_Problem to work on:_ Nothing in the records may be left out or altered; reproduce them all exactly.

_Extracted data:_

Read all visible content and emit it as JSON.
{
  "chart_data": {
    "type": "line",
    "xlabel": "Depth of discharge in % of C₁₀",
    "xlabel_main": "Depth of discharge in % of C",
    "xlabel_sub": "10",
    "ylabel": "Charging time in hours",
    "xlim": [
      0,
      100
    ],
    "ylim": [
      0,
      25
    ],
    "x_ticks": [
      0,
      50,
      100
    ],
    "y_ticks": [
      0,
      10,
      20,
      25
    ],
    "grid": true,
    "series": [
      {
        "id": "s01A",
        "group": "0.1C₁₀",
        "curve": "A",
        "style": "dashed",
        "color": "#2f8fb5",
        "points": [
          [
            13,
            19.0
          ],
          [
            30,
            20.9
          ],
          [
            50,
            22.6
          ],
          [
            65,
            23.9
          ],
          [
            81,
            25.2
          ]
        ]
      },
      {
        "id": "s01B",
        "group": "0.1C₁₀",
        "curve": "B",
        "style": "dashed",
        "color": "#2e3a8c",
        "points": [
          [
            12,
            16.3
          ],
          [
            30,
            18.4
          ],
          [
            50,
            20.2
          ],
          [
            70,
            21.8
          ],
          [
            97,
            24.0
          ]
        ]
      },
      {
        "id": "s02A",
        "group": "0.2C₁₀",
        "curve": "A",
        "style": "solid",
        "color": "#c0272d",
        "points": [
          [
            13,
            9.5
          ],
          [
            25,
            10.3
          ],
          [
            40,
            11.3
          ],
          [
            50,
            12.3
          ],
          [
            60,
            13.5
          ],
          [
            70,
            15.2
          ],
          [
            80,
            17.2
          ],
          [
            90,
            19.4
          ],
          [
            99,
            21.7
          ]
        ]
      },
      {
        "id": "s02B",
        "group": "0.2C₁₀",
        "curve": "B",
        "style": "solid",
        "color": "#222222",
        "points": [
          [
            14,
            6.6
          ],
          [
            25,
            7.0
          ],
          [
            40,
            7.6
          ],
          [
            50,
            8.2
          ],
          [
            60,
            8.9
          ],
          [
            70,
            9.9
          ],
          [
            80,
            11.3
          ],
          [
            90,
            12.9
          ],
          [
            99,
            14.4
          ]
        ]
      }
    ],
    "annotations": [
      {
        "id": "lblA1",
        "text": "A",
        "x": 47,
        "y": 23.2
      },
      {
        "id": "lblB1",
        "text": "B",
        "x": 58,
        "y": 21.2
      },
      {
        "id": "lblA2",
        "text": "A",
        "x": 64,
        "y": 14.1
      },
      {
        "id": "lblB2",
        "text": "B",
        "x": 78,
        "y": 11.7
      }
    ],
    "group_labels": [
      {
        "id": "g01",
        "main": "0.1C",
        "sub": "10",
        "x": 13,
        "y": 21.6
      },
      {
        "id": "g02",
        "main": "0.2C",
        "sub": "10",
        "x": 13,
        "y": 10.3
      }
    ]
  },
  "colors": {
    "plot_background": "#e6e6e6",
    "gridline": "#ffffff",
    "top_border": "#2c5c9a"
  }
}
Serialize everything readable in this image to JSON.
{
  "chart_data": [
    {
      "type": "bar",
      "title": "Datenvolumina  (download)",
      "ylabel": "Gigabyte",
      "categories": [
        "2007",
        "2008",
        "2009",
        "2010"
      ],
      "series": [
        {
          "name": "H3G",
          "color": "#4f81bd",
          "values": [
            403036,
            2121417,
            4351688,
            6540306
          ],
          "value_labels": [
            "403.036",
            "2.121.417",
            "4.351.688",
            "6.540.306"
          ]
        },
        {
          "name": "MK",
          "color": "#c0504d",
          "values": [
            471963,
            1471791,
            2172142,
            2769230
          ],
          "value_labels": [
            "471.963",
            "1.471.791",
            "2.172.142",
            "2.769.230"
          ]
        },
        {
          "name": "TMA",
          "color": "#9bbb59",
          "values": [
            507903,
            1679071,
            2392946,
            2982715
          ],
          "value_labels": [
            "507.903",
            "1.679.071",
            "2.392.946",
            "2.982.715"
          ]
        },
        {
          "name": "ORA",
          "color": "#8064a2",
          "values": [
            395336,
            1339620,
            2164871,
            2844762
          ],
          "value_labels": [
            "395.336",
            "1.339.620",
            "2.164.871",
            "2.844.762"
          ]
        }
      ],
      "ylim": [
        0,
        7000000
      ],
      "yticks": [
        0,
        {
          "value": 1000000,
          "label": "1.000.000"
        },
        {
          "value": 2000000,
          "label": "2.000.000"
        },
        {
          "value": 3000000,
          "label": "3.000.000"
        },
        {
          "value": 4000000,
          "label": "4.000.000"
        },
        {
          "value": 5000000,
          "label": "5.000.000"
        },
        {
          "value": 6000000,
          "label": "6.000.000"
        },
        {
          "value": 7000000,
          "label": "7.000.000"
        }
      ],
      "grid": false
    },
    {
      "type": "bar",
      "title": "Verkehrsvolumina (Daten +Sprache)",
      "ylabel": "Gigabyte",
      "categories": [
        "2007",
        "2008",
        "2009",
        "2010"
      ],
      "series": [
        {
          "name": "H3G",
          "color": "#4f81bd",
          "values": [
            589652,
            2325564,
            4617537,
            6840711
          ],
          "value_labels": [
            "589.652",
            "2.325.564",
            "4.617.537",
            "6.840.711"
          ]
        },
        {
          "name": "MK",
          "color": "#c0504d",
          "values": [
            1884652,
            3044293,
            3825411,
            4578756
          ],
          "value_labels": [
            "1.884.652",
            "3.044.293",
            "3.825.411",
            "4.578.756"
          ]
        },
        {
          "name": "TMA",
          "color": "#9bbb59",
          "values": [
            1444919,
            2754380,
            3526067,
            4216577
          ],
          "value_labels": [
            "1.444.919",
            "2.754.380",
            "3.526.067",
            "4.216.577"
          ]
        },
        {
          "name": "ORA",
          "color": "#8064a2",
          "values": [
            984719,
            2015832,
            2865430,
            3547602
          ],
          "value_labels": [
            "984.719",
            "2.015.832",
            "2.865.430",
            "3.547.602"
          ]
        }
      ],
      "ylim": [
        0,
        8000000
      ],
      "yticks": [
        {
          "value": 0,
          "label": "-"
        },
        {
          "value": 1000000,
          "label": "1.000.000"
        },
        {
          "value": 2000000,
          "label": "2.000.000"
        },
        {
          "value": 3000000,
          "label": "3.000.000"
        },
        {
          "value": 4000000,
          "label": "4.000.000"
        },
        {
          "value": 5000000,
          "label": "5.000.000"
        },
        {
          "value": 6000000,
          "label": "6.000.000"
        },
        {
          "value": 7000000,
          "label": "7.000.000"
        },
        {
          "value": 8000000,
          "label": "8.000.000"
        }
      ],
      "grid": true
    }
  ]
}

_Answer to this exercise:_
Read all visible content and emit it as JSON.
{
  "chart_data": {
    "type": "line",
    "xlabel": "Depth of discharge in % of C₁₀",
    "xlabel_main": "Depth of discharge in % of C",
    "xlabel_sub": "10",
    "ylabel": "Charging time in hours",
    "xlim": [
      0,
      100
    ],
    "ylim": [
      0,
      25
    ],
    "x_ticks": [
      0,
      50,
      100
    ],
    "y_ticks": [
      0,
      10,
      20,
      25
    ],
    "grid": true,
    "series": [
      {
        "id": "s01A",
        "group": "0.1C₁₀",
        "curve": "A",
        "style": "dashed",
        "color": "#2f8fb5",
        "points": [
          [
            13,
            19.0
          ],
          [
            30,
            20.9
          ],
          [
            50,
            22.6
          ],
          [
            65,
            23.9
          ],
          [
            81,
            25.2
          ]
        ]
      },
      {
        "id": "s01B",
        "group": "0.1C₁₀",
        "curve": "B",
        "style": "dashed",
        "color": "#2e3a8c",
        "points": [
          [
            12,
            16.3
          ],
          [
            30,
            18.4
          ],
          [
            50,
            20.2
          ],
          [
            70,
            21.8
          ],
          [
            97,
            24.0
          ]
        ]
      },
      {
        "id": "s02A",
        "group": "0.2C₁₀",
        "curve": "A",
        "style": "solid",
        "color": "#c0272d",
        "points": [
          [
            13,
            9.5
          ],
          [
            25,
            10.3
          ],
          [
            40,
            11.3
          ],
          [
            50,
            12.3
          ],
          [
            60,
            13.5
          ],
          [
            70,
            15.2
          ],
          [
            80,
            17.2
          ],
          [
            90,
            19.4
          ],
          [
            99,
            21.7
          ]
        ]
      },
      {
        "id": "s02B",
        "group": "0.2C₁₀",
        "curve": "B",
        "style": "solid",
        "color": "#222222",
        "points": [
          [
            14,
            6.6
          ],
          [
            25,
            7.0
          ],
          [
            40,
            7.6
          ],
          [
            50,
            8.2
          ],
          [
            60,
            8.9
          ],
          [
            70,
            9.9
          ],
          [
            80,
            11.3
          ],
          [
            90,
            12.9
          ],
          [
            99,
            14.4
          ]
        ]
      }
    ],
    "annotations": [
      {
        "id": "lblA1",
        "text": "A",
        "x": 47,
        "y": 23.2
      },
      {
        "id": "lblB1",
        "text": "B",
        "x": 58,
        "y": 21.2
      },
      {
        "id": "lblA2",
        "text": "A",
        "x": 64,
        "y": 14.1
      },
      {
        "id": "lblB2",
        "text": "B",
        "x": 78,
        "y": 11.7
      }
    ],
    "group_labels": [
      {
        "id": "g01",
        "main": "0.1C",
        "sub": "10",
        "x": 13,
        "y": 21.6
      },
      {
        "id": "g02",
        "main": "0.2C",
        "sub": "10",
        "x": 13,
        "y": 10.3
      }
    ]
  },
  "colors": {
    "plot_background": "#e6e6e6",
    "gridline": "#ffffff",
    "top_border": "#2c5c9a"
  }
}
Serialize everything readable in this image to JSON.
{
  "chart_data": [
    {
      "type": "bar",
      "title": "Datenvolumina  (download)",
      "ylabel": "Gigabyte",
      "categories": [
        "2007",
        "2008",
        "2009",
        "2010"
      ],
      "series": [
        {
          "name": "H3G",
          "color": "#4f81bd",
          "values": [
            403036,
            2121417,
            4351688,
            6540306
          ],
          "value_labels": [
            "403.036",
            "2.121.417",
            "4.351.688",
            "6.540.306"
          ]
        },
        {
          "name": "MK",
          "color": "#c0504d",
          "values": [
            471963,
            1471791,
            2172142,
            2769230
          ],
          "value_labels": [
            "471.963",
            "1.471.791",
            "2.172.142",
            "2.769.230"
          ]
        },
        {
          "name": "TMA",
          "color": "#9bbb59",
          "values": [
            507903,
            1679071,
            2392946,
            2982715
          ],
          "value_labels": [
            "507.903",
            "1.679.071",
            "2.392.946",
            "2.982.715"
          ]
        },
        {
          "name": "ORA",
          "color": "#8064a2",
          "values": [
            395336,
            1339620,
            2164871,
            2844762
          ],
          "value_labels": [
            "395.336",
            "1.339.620",
            "2.164.871",
            "2.844.762"
          ]
        }
      ],
      "ylim": [
        0,
        7000000
      ],
      "yticks": [
        0,
        {
          "value": 1000000,
          "label": "1.000.000"
        },
        {
          "value": 2000000,
          "label": "2.000.000"
        },
        {
          "value": 3000000,
          "label": "3.000.000"
        },
        {
          "value": 4000000,
          "label": "4.000.000"
        },
        {
          "value": 5000000,
          "label": "5.000.000"
        },
        {
          "value": 6000000,
          "label": "6.000.000"
        },
        {
          "value": 7000000,
          "label": "7.000.000"
        }
      ],
      "grid": false
    },
    {
      "type": "bar",
      "title": "Verkehrsvolumina (Daten +Sprache)",
      "ylabel": "Gigabyte",
      "categories": [
        "2007",
        "2008",
        "2009",
        "2010"
      ],
      "series": [
        {
          "name": "H3G",
          "color": "#4f81bd",
          "values": [
            589652,
            2325564,
            4617537,
            6840711
          ],
          "value_labels": [
            "589.652",
            "2.325.564",
            "4.617.537",
            "6.840.711"
          ]
        },
        {
          "name": "MK",
          "color": "#c0504d",
          "values": [
            1884652,
            3044293,
            3825411,
            4578756
          ],
          "value_labels": [
            "1.884.652",
            "3.044.293",
            "3.825.411",
            "4.578.756"
          ]
        },
        {
          "name": "TMA",
          "color": "#9bbb59",
          "values": [
            1444919,
            2754380,
            3526067,
            4216577
          ],
          "value_labels": [
            "1.444.919",
            "2.754.380",
            "3.526.067",
            "4.216.577"
          ]
        },
        {
          "name": "ORA",
          "color": "#8064a2",
          "values": [
            984719,
            2015832,
            2865430,
            3547602
          ],
          "value_labels": [
            "984.719",
            "2.015.832",
            "2.865.430",
            "3.547.602"
          ]
        }
      ],
      "ylim": [
        0,
        8000000
      ],
      "yticks": [
        {
          "value": 0,
          "label": "-"
        },
        {
          "value": 1000000,
          "label": "1.000.000"
        },
        {
          "value": 2000000,
          "label": "2.000.000"
        },
        {
          "value": 3000000,
          "label": "3.000.000"
        },
        {
          "value": 4000000,
          "label": "4.000.000"
        },
        {
          "value": 5000000,
          "label": "5.000.000"
        },
        {
          "value": 6000000,
          "label": "6.000.000"
        },
        {
          "value": 7000000,
          "label": "7.000.000"
        },
        {
          "value": 8000000,
          "label": "8.000.000"
        }
      ],
      "grid": true
    }
  ]
}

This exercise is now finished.